------ DOCUMENT EXTRACT ------

Changing the politics of reform

This argument strains credibility. “Congress will have to get serious about holding costs down in the system,” because it is now in control of American health care. Sure, just as the government has been able to do for all other entitlement programs.

Medicare "bundling" programs

Here is the proposal: “Instead of getting paid for everything they do to help a diabetic, hospitals will get paid once for treating that person's diabetes and all related conditions over a certain period of time.” This sounds great, except these plans demand that one not spend more during an episode of care, or for a population of patients that the secretary of Health and Human Services determines should be spent on care for a given group over a given time period. This will lead some to avoid really sick patients, as only a few outliers will throw off an entire plan’s statistics. These few can make the system’s performance look terrible. The assessment of these plans made up of only 5,000 patients will take decades to be built, but they will be completely unreliable because of their relatively small size.

A tax on "Cadillac plans"

Again, this proposes that since the high end plans will be taxed, lower end plans will be implemented. So, if your family’s plan will be worth $27,499, you will not pay the tax. If it is worth $27,500 you will pay the tax. It seems to me that there is a pretty simple solution to avoid a tax on $27,500 plan.

To be sure, a cheaper insurance policy, if that actually occurs, would not make Tenet Healthcare Corporation’s stock rise. Rather, this reflects a clear understanding by sophisticated investors that there will be more business for doctors and hospitals. What will happen here is this: Since more health care is funded, more health care is desired, and this will result in less health care being available per patient. This will drive up prices and utilization.

The new, “independent” medical commission

This commission will determine care and decide what services are “in” and what are “out.” Congress supposedly can only cancel these recommendations if it finds a substitute mechanism to fund the activities it restores. Now, one might believe this system would work, but our experience with Congress gives little confidence that it will be able make hard choices. Moreover, just envision the first bone marrow transplant patient that this commission consigns to “no therapy.” Insurance companies tried this in the 90s and were vilified. Just imagine that particular congressional hearing

In addition to Ezra Klein’s five step plan, there are other proposals to save costs. Medicare Advantage will go away with our new health care legislation, but that accounts for $200 billion of the $500 billion to be eliminated from Medicare. Most of the rest is to come from increased efficiencies and productivity. Increased productivity means less is spent per patient. This means we deliver less care per patient. There are those who say less care is better care. It is true that there are treatments that do not prove to be effective. Unfortunately, we cannot identify what treatment does not work well until it is introduced, utilized, and, finally, assessed. We might eliminate some treatments with this approach but new treatments are then proposed and need to go through the same cycle before we know their true benefit. This cycle of assessment of benefit is a rational approach to care, but it is not very likely to reduce costs unless we also stifle innovation as we eliminate older approaches to care.

Some assume that we will now have a European style system and reduce the cost of care just as they do. Sounds great until one learns that the rate of escalation of health care costs in the U.S. is about in the mid-range of cost escalation rates in the developed nations. Spain, for example, has more rapidly increasing health care spending than the U.S. Our care is more expensive per patient than any other nation, but it is not growing faster.

What is next, then? A reasonable health insurance plan is about $5,000 per year. If 30 million people get such a plan, that will cost $150 billion per year and 1.5 trillion per decade. This may be paid for with taxes, fees, Medicare cuts and student loan savings. But bend the cost curve? Fat chance.

------ RECORDS ------

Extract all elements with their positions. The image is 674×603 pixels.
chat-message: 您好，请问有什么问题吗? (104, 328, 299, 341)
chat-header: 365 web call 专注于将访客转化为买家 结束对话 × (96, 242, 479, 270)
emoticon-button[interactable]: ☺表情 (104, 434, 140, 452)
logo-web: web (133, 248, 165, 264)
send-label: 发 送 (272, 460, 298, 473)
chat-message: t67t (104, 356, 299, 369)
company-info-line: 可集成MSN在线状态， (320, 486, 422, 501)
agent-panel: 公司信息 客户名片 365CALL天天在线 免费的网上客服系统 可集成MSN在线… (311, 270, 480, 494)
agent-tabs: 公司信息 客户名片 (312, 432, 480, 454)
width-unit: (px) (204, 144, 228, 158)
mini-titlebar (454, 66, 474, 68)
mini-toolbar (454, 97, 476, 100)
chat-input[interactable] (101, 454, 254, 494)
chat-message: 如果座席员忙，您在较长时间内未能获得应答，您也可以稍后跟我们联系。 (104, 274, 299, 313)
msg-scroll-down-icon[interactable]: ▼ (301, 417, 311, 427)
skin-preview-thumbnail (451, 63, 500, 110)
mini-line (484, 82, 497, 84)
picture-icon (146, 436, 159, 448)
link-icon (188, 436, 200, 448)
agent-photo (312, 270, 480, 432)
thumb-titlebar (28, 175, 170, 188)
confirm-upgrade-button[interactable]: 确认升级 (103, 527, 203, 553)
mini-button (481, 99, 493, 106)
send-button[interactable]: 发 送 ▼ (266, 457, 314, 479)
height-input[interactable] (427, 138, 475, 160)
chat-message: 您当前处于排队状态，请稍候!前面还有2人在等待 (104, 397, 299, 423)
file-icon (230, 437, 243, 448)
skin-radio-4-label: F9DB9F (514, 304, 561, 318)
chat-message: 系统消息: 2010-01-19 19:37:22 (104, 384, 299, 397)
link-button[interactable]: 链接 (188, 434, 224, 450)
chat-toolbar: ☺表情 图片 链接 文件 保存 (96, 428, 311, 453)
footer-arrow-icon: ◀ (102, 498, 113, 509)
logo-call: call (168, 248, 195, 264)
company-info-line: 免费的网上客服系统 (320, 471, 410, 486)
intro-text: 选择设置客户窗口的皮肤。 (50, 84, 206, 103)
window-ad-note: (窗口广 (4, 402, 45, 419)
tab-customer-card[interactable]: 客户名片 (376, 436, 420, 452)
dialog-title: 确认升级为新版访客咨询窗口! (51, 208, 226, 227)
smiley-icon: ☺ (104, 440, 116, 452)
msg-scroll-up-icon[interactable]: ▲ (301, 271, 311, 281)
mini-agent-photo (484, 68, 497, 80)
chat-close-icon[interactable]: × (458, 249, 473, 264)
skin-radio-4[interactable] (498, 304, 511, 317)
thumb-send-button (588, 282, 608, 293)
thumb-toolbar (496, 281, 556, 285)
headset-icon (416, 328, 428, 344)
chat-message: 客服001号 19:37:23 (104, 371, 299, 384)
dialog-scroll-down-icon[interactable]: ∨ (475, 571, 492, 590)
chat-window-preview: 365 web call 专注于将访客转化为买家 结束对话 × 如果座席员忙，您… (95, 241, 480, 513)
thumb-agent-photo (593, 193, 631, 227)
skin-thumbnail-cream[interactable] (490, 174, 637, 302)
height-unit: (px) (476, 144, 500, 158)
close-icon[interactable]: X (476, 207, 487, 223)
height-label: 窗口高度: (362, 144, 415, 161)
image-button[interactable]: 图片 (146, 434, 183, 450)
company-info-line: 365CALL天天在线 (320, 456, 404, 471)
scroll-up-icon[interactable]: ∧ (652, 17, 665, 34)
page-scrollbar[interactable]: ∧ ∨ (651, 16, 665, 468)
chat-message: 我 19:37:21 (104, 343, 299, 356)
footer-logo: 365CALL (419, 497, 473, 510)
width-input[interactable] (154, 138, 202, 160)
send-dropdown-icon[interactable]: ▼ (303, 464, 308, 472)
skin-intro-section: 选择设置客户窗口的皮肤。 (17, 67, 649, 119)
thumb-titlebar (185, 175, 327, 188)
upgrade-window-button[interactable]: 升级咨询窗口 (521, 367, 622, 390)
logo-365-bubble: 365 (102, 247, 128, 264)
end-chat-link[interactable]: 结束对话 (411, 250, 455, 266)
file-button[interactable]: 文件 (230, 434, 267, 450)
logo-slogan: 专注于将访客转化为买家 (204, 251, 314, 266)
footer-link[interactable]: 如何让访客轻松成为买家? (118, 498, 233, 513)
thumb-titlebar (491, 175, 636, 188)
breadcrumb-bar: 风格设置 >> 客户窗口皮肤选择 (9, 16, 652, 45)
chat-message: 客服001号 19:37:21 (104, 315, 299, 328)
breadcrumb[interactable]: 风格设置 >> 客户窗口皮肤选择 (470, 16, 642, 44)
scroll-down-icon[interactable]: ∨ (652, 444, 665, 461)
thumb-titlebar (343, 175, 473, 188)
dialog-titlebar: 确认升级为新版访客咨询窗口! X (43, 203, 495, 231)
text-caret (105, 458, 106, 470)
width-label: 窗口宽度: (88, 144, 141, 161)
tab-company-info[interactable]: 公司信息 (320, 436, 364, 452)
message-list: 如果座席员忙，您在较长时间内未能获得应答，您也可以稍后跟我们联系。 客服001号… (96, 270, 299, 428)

------

ACTIVITY LIST -
(1) List every section heading that appears in the health reform commentary.
(2) Answer these questions from the health reform commentary:
(a) Which country does it name as having more rapidly increasing health care spending than the U.S.?
(b) What yearly cost does it give for a reasonable health insurance plan?
(c) How much of the $500 billion to be eliminated from Medicare does Medicare Advantage account for?
(3) Reproduce the part of the health reform commentary between "This argument strains" and "other entitlement programs.", inclusive.

SOLUTION LIST -
(1)
Changing the politics of reform
Medicare "bundling" programs
A tax on "Cadillac plans"
The new, "independent" medical commission

(2)
(a) Spain
(b) About $5,000 per year
(c) $200 billion

(3)
This argument strains credibility. “Congress will have to get serious about holding costs down in the system,” because it is now in control of American health care. Sure, just as the government has been able to do for all other entitlement programs.